### ASSIGNMENT
Transcribe every line of the listing below without any deviation.
# # #
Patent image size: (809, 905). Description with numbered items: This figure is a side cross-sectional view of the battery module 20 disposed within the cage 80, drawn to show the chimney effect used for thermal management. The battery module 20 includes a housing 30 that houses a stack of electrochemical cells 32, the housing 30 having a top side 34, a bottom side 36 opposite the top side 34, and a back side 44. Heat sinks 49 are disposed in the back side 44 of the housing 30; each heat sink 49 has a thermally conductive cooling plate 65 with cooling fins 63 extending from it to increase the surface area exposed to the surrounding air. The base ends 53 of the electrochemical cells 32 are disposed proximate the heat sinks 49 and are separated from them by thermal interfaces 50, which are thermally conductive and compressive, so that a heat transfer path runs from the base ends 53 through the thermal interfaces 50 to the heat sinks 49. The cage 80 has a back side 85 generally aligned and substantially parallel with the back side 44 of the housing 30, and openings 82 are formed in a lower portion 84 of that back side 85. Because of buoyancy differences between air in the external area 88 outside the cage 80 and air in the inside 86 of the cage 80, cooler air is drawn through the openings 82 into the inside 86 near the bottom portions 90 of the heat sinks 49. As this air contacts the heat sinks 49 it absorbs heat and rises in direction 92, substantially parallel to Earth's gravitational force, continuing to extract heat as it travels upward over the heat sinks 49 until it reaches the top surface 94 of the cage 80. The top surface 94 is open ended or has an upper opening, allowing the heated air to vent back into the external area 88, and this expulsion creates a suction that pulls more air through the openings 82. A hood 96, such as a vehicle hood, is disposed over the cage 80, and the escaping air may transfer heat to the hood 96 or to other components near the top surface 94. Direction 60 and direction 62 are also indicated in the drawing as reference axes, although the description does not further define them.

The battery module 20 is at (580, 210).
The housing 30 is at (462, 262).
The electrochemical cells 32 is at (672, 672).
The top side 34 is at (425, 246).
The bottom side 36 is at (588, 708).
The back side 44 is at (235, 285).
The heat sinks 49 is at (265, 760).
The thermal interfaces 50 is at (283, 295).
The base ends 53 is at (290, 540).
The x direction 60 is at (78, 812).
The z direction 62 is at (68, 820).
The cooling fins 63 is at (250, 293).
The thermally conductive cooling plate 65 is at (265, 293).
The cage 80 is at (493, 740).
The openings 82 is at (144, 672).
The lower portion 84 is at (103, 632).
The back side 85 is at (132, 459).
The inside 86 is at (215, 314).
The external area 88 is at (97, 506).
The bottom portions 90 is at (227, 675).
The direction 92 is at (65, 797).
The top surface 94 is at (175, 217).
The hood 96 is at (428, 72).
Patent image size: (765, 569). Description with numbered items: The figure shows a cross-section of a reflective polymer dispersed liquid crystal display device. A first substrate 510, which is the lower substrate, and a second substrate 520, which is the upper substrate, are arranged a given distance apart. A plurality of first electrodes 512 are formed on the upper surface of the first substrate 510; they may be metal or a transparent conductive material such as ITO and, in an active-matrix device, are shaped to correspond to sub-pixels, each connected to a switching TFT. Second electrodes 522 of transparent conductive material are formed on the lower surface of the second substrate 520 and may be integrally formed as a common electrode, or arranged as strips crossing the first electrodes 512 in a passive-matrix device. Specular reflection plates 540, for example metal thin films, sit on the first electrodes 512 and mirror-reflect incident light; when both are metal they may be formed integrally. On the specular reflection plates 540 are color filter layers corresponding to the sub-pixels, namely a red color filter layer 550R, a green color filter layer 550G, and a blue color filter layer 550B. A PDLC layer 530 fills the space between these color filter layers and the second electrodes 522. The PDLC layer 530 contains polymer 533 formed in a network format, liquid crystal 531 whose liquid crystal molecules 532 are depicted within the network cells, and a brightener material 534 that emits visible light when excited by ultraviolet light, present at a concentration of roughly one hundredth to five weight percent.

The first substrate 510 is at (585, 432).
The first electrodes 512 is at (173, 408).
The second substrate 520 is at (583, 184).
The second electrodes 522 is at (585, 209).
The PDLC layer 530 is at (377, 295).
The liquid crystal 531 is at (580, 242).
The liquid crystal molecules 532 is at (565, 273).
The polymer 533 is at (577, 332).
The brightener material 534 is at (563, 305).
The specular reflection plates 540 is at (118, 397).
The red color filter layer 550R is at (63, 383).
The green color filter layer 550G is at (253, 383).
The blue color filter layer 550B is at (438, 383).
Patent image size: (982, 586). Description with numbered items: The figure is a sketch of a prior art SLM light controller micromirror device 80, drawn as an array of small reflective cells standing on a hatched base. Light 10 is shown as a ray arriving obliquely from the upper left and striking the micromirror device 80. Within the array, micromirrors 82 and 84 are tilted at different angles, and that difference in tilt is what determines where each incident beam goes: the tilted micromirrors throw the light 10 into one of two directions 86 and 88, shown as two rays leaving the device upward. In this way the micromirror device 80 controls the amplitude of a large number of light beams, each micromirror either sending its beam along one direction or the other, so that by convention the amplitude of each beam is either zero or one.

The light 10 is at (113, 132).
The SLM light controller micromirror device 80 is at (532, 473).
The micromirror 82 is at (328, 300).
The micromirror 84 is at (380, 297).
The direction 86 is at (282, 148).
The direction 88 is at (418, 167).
# # #
### OUTPUT BELOW
Patent image size: (809, 905). Description with numbered items: This figure is a side cross-sectional view of the battery module 20 disposed within the cage 80, drawn to show the chimney effect used for thermal management. The battery module 20 includes a housing 30 that houses a stack of electrochemical cells 32, the housing 30 having a top side 34, a bottom side 36 opposite the top side 34, and a back side 44. Heat sinks 49 are disposed in the back side 44 of the housing 30; each heat sink 49 has a thermally conductive cooling plate 65 with cooling fins 63 extending from it to increase the surface area exposed to the surrounding air. The base ends 53 of the electrochemical cells 32 are disposed proximate the heat sinks 49 and are separated from them by thermal interfaces 50, which are thermally conductive and compressive, so that a heat transfer path runs from the base ends 53 through the thermal interfaces 50 to the heat sinks 49. The cage 80 has a back side 85 generally aligned and substantially parallel with the back side 44 of the housing 30, and openings 82 are formed in a lower portion 84 of that back side 85. Because of buoyancy differences between air in the external area 88 outside the cage 80 and air in the inside 86 of the cage 80, cooler air is drawn through the openings 82 into the inside 86 near the bottom portions 90 of the heat sinks 49. As this air contacts the heat sinks 49 it absorbs heat and rises in direction 92, substantially parallel to Earth's gravitational force, continuing to extract heat as it travels upward over the heat sinks 49 until it reaches the top surface 94 of the cage 80. The top surface 94 is open ended or has an upper opening, allowing the heated air to vent back into the external area 88, and this expulsion creates a suction that pulls more air through the openings 82. A hood 96, such as a vehicle hood, is disposed over the cage 80, and the escaping air may transfer heat to the hood 96 or to other components near the top surface 94. Direction 60 and direction 62 are also indicated in the drawing as reference axes, although the description does not further define them.

The battery module 20 is at (580, 210).
The housing 30 is at (462, 262).
The electrochemical cells 32 is at (672, 672).
The top side 34 is at (425, 246).
The bottom side 36 is at (588, 708).
The back side 44 is at (235, 285).
The heat sinks 49 is at (265, 760).
The thermal interfaces 50 is at (283, 295).
The base ends 53 is at (290, 540).
The x direction 60 is at (78, 812).
The z direction 62 is at (68, 820).
The cooling fins 63 is at (250, 293).
The thermally conductive cooling plate 65 is at (265, 293).
The cage 80 is at (493, 740).
The openings 82 is at (144, 672).
The lower portion 84 is at (103, 632).
The back side 85 is at (132, 459).
The inside 86 is at (215, 314).
The external area 88 is at (97, 506).
The bottom portions 90 is at (227, 675).
The direction 92 is at (65, 797).
The top surface 94 is at (175, 217).
The hood 96 is at (428, 72).
Patent image size: (765, 569). Description with numbered items: The figure shows a cross-section of a reflective polymer dispersed liquid crystal display device. A first substrate 510, which is the lower substrate, and a second substrate 520, which is the upper substrate, are arranged a given distance apart. A plurality of first electrodes 512 are formed on the upper surface of the first substrate 510; they may be metal or a transparent conductive material such as ITO and, in an active-matrix device, are shaped to correspond to sub-pixels, each connected to a switching TFT. Second electrodes 522 of transparent conductive material are formed on the lower surface of the second substrate 520 and may be integrally formed as a common electrode, or arranged as strips crossing the first electrodes 512 in a passive-matrix device. Specular reflection plates 540, for example metal thin films, sit on the first electrodes 512 and mirror-reflect incident light; when both are metal they may be formed integrally. On the specular reflection plates 540 are color filter layers corresponding to the sub-pixels, namely a red color filter layer 550R, a green color filter layer 550G, and a blue color filter layer 550B. A PDLC layer 530 fills the space between these color filter layers and the second electrodes 522. The PDLC layer 530 contains polymer 533 formed in a network format, liquid crystal 531 whose liquid crystal molecules 532 are depicted within the network cells, and a brightener material 534 that emits visible light when excited by ultraviolet light, present at a concentration of roughly one hundredth to five weight percent.

The first substrate 510 is at (585, 432).
The first electrodes 512 is at (173, 408).
The second substrate 520 is at (583, 184).
The second electrodes 522 is at (585, 209).
The PDLC layer 530 is at (377, 295).
The liquid crystal 531 is at (580, 242).
The liquid crystal molecules 532 is at (565, 273).
The polymer 533 is at (577, 332).
The brightener material 534 is at (563, 305).
The specular reflection plates 540 is at (118, 397).
The red color filter layer 550R is at (63, 383).
The green color filter layer 550G is at (253, 383).
The blue color filter layer 550B is at (438, 383).
Patent image size: (982, 586). Description with numbered items: The figure is a sketch of a prior art SLM light controller micromirror device 80, drawn as an array of small reflective cells standing on a hatched base. Light 10 is shown as a ray arriving obliquely from the upper left and striking the micromirror device 80. Within the array, micromirrors 82 and 84 are tilted at different angles, and that difference in tilt is what determines where each incident beam goes: the tilted micromirrors throw the light 10 into one of two directions 86 and 88, shown as two rays leaving the device upward. In this way the micromirror device 80 controls the amplitude of a large number of light beams, each micromirror either sending its beam along one direction or the other, so that by convention the amplitude of each beam is either zero or one.

The light 10 is at (113, 132).
The SLM light controller micromirror device 80 is at (532, 473).
The micromirror 82 is at (328, 300).
The micromirror 84 is at (380, 297).
The direction 86 is at (282, 148).
The direction 88 is at (418, 167).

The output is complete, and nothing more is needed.